Dataset records:
☆ ☆ ☆ ☆

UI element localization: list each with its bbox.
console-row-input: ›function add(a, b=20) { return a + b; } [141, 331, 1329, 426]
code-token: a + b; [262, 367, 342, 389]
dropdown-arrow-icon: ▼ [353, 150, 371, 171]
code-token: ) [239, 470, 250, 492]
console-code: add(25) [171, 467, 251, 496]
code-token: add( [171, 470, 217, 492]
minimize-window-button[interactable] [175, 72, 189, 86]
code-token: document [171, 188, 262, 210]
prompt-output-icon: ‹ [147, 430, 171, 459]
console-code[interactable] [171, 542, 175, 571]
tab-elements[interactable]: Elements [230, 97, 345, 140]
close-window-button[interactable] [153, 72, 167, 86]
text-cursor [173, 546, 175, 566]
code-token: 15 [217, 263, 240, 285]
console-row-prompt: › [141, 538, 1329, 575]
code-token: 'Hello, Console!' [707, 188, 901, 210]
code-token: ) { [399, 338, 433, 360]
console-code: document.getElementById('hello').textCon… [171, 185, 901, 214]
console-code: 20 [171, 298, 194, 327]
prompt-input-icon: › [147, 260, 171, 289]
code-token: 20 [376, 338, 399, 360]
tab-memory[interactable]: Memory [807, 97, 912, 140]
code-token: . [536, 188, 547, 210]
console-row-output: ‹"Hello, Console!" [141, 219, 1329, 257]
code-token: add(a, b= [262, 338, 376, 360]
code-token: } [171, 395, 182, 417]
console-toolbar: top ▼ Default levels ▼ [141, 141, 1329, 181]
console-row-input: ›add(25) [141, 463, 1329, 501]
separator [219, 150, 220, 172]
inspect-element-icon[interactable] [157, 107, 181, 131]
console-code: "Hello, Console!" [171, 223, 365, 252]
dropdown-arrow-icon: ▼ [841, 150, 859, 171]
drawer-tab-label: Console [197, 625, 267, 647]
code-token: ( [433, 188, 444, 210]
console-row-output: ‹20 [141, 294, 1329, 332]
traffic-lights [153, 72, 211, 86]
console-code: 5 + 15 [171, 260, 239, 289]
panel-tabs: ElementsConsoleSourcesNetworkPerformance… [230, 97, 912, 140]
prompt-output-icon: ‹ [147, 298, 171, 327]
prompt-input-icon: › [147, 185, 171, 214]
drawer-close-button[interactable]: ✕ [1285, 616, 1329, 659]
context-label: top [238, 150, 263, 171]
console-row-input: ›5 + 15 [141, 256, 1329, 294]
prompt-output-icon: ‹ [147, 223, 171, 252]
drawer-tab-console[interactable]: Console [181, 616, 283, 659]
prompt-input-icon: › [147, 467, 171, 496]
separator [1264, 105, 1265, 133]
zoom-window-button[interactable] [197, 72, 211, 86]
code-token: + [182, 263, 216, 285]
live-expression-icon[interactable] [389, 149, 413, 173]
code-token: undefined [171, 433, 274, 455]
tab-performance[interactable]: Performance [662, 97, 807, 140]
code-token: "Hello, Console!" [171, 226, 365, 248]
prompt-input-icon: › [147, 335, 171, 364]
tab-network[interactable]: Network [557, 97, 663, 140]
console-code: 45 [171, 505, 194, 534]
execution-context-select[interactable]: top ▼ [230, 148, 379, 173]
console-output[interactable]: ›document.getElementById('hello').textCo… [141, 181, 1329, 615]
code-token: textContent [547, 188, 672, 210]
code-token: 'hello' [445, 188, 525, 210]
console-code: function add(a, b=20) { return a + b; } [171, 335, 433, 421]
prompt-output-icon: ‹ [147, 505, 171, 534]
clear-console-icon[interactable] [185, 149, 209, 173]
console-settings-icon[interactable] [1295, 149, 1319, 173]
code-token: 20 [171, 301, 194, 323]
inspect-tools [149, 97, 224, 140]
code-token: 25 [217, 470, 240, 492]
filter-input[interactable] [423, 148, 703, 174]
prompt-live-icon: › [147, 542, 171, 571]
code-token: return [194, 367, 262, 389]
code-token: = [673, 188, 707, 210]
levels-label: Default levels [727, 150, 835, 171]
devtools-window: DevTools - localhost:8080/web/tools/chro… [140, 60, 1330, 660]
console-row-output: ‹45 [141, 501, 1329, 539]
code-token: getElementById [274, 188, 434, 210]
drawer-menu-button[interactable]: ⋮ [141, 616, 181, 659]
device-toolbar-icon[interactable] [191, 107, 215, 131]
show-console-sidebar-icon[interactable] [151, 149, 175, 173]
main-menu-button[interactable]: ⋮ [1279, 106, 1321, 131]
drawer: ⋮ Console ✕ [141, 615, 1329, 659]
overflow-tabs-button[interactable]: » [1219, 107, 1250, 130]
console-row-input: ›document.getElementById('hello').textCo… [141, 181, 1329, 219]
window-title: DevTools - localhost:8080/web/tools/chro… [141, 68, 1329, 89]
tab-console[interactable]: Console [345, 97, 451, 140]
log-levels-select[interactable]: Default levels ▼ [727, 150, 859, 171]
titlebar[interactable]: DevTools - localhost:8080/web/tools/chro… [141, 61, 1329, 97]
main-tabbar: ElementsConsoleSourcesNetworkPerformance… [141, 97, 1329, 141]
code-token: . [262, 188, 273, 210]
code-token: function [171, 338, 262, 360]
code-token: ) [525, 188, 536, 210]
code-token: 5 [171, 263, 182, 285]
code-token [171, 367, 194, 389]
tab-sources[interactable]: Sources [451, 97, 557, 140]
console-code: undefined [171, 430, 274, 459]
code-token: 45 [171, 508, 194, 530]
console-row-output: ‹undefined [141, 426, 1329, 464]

☆ ☆ ☆ ☆

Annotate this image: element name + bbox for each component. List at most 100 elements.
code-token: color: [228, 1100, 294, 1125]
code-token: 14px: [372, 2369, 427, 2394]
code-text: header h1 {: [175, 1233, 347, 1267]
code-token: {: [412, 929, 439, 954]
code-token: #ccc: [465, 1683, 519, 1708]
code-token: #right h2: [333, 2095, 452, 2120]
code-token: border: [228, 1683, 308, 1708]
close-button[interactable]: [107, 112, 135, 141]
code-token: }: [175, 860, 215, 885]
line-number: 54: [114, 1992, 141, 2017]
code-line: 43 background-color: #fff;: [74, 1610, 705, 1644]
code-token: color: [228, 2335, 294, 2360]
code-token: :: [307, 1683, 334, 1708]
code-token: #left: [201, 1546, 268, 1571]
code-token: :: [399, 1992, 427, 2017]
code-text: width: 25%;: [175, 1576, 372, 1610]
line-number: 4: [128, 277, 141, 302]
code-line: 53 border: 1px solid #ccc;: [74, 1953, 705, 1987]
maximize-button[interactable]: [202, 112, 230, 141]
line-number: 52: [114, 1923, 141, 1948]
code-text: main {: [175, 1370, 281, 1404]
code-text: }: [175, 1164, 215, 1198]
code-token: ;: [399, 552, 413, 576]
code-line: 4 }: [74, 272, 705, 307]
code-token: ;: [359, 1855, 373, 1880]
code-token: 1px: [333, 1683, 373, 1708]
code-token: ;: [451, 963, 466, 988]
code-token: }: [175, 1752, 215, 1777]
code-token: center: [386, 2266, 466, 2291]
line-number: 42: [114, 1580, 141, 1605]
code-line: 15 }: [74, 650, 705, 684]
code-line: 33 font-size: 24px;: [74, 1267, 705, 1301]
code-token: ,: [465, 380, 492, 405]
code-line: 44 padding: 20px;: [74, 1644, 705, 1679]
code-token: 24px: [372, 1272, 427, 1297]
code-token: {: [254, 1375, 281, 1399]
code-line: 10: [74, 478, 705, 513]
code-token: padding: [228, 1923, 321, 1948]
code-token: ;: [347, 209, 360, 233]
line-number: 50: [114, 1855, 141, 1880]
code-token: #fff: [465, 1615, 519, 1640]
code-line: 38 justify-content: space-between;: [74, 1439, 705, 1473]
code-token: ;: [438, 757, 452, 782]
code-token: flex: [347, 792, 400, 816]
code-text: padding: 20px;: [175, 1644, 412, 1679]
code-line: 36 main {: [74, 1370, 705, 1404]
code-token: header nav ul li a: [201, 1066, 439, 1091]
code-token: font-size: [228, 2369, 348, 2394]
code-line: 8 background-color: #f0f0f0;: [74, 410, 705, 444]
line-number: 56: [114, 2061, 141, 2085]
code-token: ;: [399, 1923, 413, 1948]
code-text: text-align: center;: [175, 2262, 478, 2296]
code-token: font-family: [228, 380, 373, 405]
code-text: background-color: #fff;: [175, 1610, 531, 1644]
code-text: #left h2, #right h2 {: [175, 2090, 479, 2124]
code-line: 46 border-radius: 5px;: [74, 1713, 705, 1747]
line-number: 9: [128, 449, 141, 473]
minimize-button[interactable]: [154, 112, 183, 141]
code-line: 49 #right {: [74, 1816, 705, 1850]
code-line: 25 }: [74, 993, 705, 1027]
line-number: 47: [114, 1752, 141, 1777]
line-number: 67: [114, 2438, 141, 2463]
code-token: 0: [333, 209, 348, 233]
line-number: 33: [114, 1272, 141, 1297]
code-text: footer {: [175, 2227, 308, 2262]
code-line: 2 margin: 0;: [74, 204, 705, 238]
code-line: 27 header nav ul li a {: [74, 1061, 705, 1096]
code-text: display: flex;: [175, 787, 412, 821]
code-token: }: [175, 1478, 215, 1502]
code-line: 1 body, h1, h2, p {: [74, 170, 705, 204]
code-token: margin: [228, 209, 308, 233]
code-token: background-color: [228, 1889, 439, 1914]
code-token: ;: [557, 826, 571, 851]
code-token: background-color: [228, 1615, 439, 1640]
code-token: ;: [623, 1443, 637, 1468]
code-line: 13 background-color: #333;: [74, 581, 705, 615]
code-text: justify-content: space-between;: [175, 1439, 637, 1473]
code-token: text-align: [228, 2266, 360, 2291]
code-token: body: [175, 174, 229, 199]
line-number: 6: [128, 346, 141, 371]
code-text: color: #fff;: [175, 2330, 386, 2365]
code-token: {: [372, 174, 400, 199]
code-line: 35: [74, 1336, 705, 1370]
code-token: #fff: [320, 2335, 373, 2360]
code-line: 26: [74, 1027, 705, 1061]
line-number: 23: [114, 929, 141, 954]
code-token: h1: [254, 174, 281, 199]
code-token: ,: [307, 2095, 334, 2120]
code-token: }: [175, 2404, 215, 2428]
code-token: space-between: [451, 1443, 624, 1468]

☆ ☆ ☆ ☆

Exercise aim:
Copy out the entries word for word, beginning at the line that contains "UI element localization: list" and stopping after the line that contains "dropdown-arrow-icon: ▼ [841, 150, 859, 171]".

Solution to the exercise:
UI element localization: list each with its bbox.
console-row-input: ›function add(a, b=20) { return a + b; } [141, 331, 1329, 426]
code-token: a + b; [262, 367, 342, 389]
dropdown-arrow-icon: ▼ [353, 150, 371, 171]
code-token: ) [239, 470, 250, 492]
console-code: add(25) [171, 467, 251, 496]
code-token: add( [171, 470, 217, 492]
minimize-window-button[interactable] [175, 72, 189, 86]
code-token: document [171, 188, 262, 210]
prompt-output-icon: ‹ [147, 430, 171, 459]
console-code[interactable] [171, 542, 175, 571]
tab-elements[interactable]: Elements [230, 97, 345, 140]
close-window-button[interactable] [153, 72, 167, 86]
text-cursor [173, 546, 175, 566]
code-token: 15 [217, 263, 240, 285]
console-row-prompt: › [141, 538, 1329, 575]
code-token: 'Hello, Console!' [707, 188, 901, 210]
code-token: ) { [399, 338, 433, 360]
console-code: document.getElementById('hello').textCon… [171, 185, 901, 214]
console-code: 20 [171, 298, 194, 327]
prompt-input-icon: › [147, 260, 171, 289]
code-token: 20 [376, 338, 399, 360]
tab-memory[interactable]: Memory [807, 97, 912, 140]
code-token: . [536, 188, 547, 210]
console-row-output: ‹"Hello, Console!" [141, 219, 1329, 257]
code-token: add(a, b= [262, 338, 376, 360]
code-token: } [171, 395, 182, 417]
console-toolbar: top ▼ Default levels ▼ [141, 141, 1329, 181]
console-row-input: ›add(25) [141, 463, 1329, 501]
separator [219, 150, 220, 172]
inspect-element-icon[interactable] [157, 107, 181, 131]
console-code: "Hello, Console!" [171, 223, 365, 252]
dropdown-arrow-icon: ▼ [841, 150, 859, 171]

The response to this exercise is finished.